== Exercise inputs
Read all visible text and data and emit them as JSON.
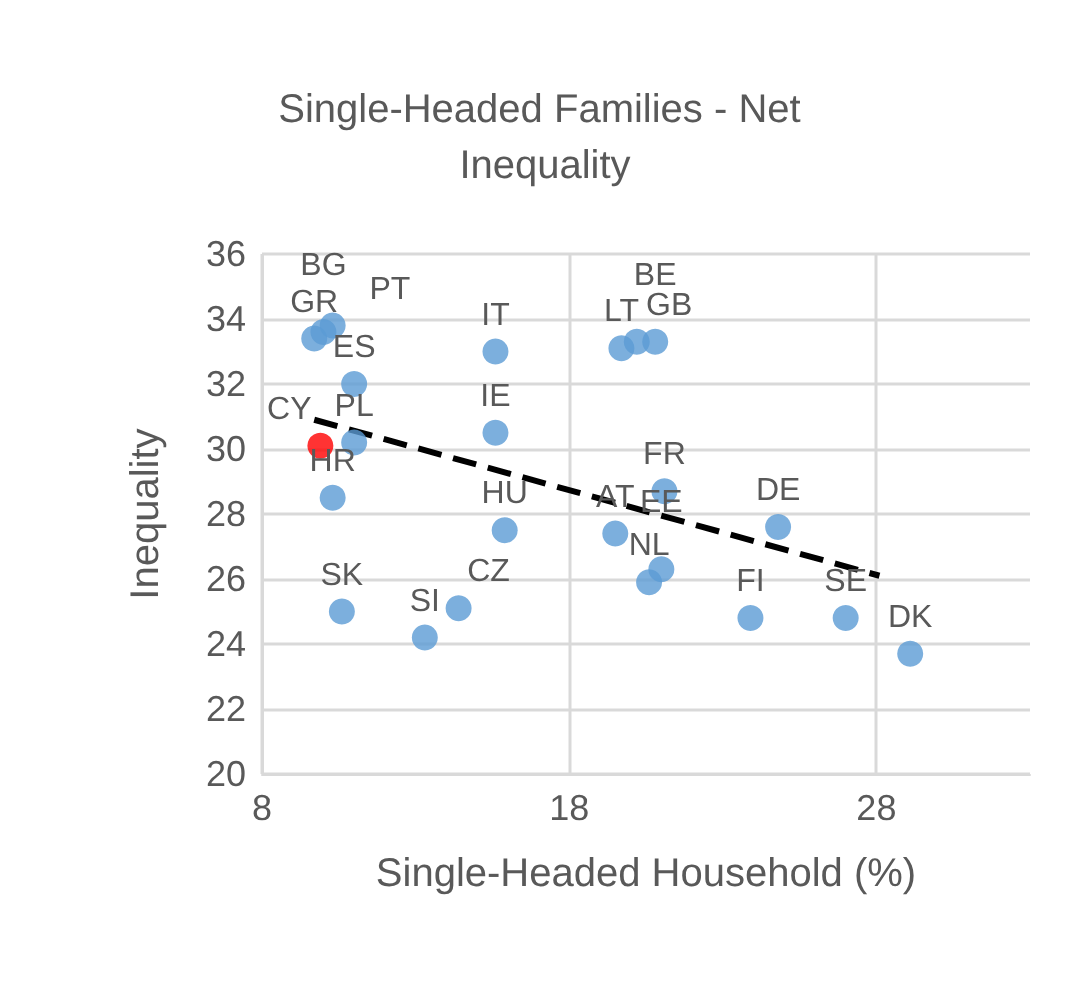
{
  "chart_data": {
    "type": "scatter",
    "title": "Single-Headed Families - Net Inequality",
    "xlabel": "Single-Headed Household (%)",
    "ylabel": "Inequality",
    "xlim": [
      8,
      33
    ],
    "xticks": [
      8,
      18,
      28
    ],
    "ylim": [
      20,
      36
    ],
    "yticks": [
      20,
      22,
      24,
      26,
      28,
      30,
      32,
      34,
      36
    ],
    "grid": true,
    "series": [
      {
        "marker": "circle",
        "x": [
          9.7,
          10.0,
          10.3,
          11.0,
          11.0,
          9.9,
          10.3,
          15.6,
          15.6,
          15.9,
          10.6,
          13.3,
          14.4,
          19.5,
          20.6,
          19.7,
          20.2,
          20.8,
          21.1,
          21.0,
          24.8,
          23.9,
          27.0,
          29.1
        ],
        "values": [
          33.4,
          33.6,
          33.8,
          32.0,
          30.2,
          30.1,
          28.5,
          33.0,
          30.5,
          27.5,
          25.0,
          24.2,
          25.1,
          27.4,
          25.9,
          33.1,
          33.3,
          33.3,
          28.7,
          26.3,
          27.6,
          24.8,
          24.8,
          23.7
        ],
        "colors": [
          "#5b9bd5",
          "#5b9bd5",
          "#5b9bd5",
          "#5b9bd5",
          "#5b9bd5",
          "#ff0000",
          "#5b9bd5",
          "#5b9bd5",
          "#5b9bd5",
          "#5b9bd5",
          "#5b9bd5",
          "#5b9bd5",
          "#5b9bd5",
          "#5b9bd5",
          "#5b9bd5",
          "#5b9bd5",
          "#5b9bd5",
          "#5b9bd5",
          "#5b9bd5",
          "#5b9bd5",
          "#5b9bd5",
          "#5b9bd5",
          "#5b9bd5",
          "#5b9bd5"
        ]
      },
      {
        "type": "line",
        "color": "#000000",
        "line_style": "dashed",
        "marker": "none",
        "x": [
          9.7,
          28.1
        ],
        "values": [
          30.9,
          26.1
        ]
      }
    ],
    "annotations": [
      {
        "text": "GR",
        "x": 9.7,
        "y": 33.4
      },
      {
        "text": "BG",
        "x": 10.0,
        "y": 33.6
      },
      {
        "text": "PT",
        "x": 10.3,
        "y": 33.8
      },
      {
        "text": "ES",
        "x": 11.0,
        "y": 32.0
      },
      {
        "text": "PL",
        "x": 11.0,
        "y": 30.2
      },
      {
        "text": "CY",
        "x": 9.9,
        "y": 30.1
      },
      {
        "text": "HR",
        "x": 10.3,
        "y": 28.5
      },
      {
        "text": "IT",
        "x": 15.6,
        "y": 33.0
      },
      {
        "text": "IE",
        "x": 15.6,
        "y": 30.5
      },
      {
        "text": "HU",
        "x": 15.9,
        "y": 27.5
      },
      {
        "text": "SK",
        "x": 10.6,
        "y": 25.0
      },
      {
        "text": "SI",
        "x": 13.3,
        "y": 24.2
      },
      {
        "text": "CZ",
        "x": 14.4,
        "y": 25.1
      },
      {
        "text": "AT",
        "x": 19.5,
        "y": 27.4
      },
      {
        "text": "NL",
        "x": 20.6,
        "y": 25.9
      },
      {
        "text": "LT",
        "x": 19.7,
        "y": 33.1
      },
      {
        "text": "GB",
        "x": 20.2,
        "y": 33.3
      },
      {
        "text": "BE",
        "x": 20.8,
        "y": 33.3
      },
      {
        "text": "FR",
        "x": 21.1,
        "y": 28.7
      },
      {
        "text": "EE",
        "x": 21.0,
        "y": 26.3
      },
      {
        "text": "DE",
        "x": 24.8,
        "y": 27.6
      },
      {
        "text": "FI",
        "x": 23.9,
        "y": 24.8
      },
      {
        "text": "SE",
        "x": 27.0,
        "y": 24.8
      },
      {
        "text": "DK",
        "x": 29.1,
        "y": 23.7
      }
    ]
  }
}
====
**Exercise aim**: Without the pictures, restate all of the entries above verbatim.

**Written response**:
Read all visible text and data and emit them as JSON.
{
  "chart_data": {
    "type": "scatter",
    "title": "Single-Headed Families - Net Inequality",
    "xlabel": "Single-Headed Household (%)",
    "ylabel": "Inequality",
    "xlim": [
      8,
      33
    ],
    "xticks": [
      8,
      18,
      28
    ],
    "ylim": [
      20,
      36
    ],
    "yticks": [
      20,
      22,
      24,
      26,
      28,
      30,
      32,
      34,
      36
    ],
    "grid": true,
    "series": [
      {
        "marker": "circle",
        "x": [
          9.7,
          10.0,
          10.3,
          11.0,
          11.0,
          9.9,
          10.3,
          15.6,
          15.6,
          15.9,
          10.6,
          13.3,
          14.4,
          19.5,
          20.6,
          19.7,
          20.2,
          20.8,
          21.1,
          21.0,
          24.8,
          23.9,
          27.0,
          29.1
        ],
        "values": [
          33.4,
          33.6,
          33.8,
          32.0,
          30.2,
          30.1,
          28.5,
          33.0,
          30.5,
          27.5,
          25.0,
          24.2,
          25.1,
          27.4,
          25.9,
          33.1,
          33.3,
          33.3,
          28.7,
          26.3,
          27.6,
          24.8,
          24.8,
          23.7
        ],
        "colors": [
          "#5b9bd5",
          "#5b9bd5",
          "#5b9bd5",
          "#5b9bd5",
          "#5b9bd5",
          "#ff0000",
          "#5b9bd5",
          "#5b9bd5",
          "#5b9bd5",
          "#5b9bd5",
          "#5b9bd5",
          "#5b9bd5",
          "#5b9bd5",
          "#5b9bd5",
          "#5b9bd5",
          "#5b9bd5",
          "#5b9bd5",
          "#5b9bd5",
          "#5b9bd5",
          "#5b9bd5",
          "#5b9bd5",
          "#5b9bd5",
          "#5b9bd5",
          "#5b9bd5"
        ]
      },
      {
        "type": "line",
        "color": "#000000",
        "line_style": "dashed",
        "marker": "none",
        "x": [
          9.7,
          28.1
        ],
        "values": [
          30.9,
          26.1
        ]
      }
    ],
    "annotations": [
      {
        "text": "GR",
        "x": 9.7,
        "y": 33.4
      },
      {
        "text": "BG",
        "x": 10.0,
        "y": 33.6
      },
      {
        "text": "PT",
        "x": 10.3,
        "y": 33.8
      },
      {
        "text": "ES",
        "x": 11.0,
        "y": 32.0
      },
      {
        "text": "PL",
        "x": 11.0,
        "y": 30.2
      },
      {
        "text": "CY",
        "x": 9.9,
        "y": 30.1
      },
      {
        "text": "HR",
        "x": 10.3,
        "y": 28.5
      },
      {
        "text": "IT",
        "x": 15.6,
        "y": 33.0
      },
      {
        "text": "IE",
        "x": 15.6,
        "y": 30.5
      },
      {
        "text": "HU",
        "x": 15.9,
        "y": 27.5
      },
      {
        "text": "SK",
        "x": 10.6,
        "y": 25.0
      },
      {
        "text": "SI",
        "x": 13.3,
        "y": 24.2
      },
      {
        "text": "CZ",
        "x": 14.4,
        "y": 25.1
      },
      {
        "text": "AT",
        "x": 19.5,
        "y": 27.4
      },
      {
        "text": "NL",
        "x": 20.6,
        "y": 25.9
      },
      {
        "text": "LT",
        "x": 19.7,
        "y": 33.1
      },
      {
        "text": "GB",
        "x": 20.2,
        "y": 33.3
      },
      {
        "text": "BE",
        "x": 20.8,
        "y": 33.3
      },
      {
        "text": "FR",
        "x": 21.1,
        "y": 28.7
      },
      {
        "text": "EE",
        "x": 21.0,
        "y": 26.3
      },
      {
        "text": "DE",
        "x": 24.8,
        "y": 27.6
      },
      {
        "text": "FI",
        "x": 23.9,
        "y": 24.8
      },
      {
        "text": "SE",
        "x": 27.0,
        "y": 24.8
      },
      {
        "text": "DK",
        "x": 29.1,
        "y": 23.7
      }
    ]
  }
}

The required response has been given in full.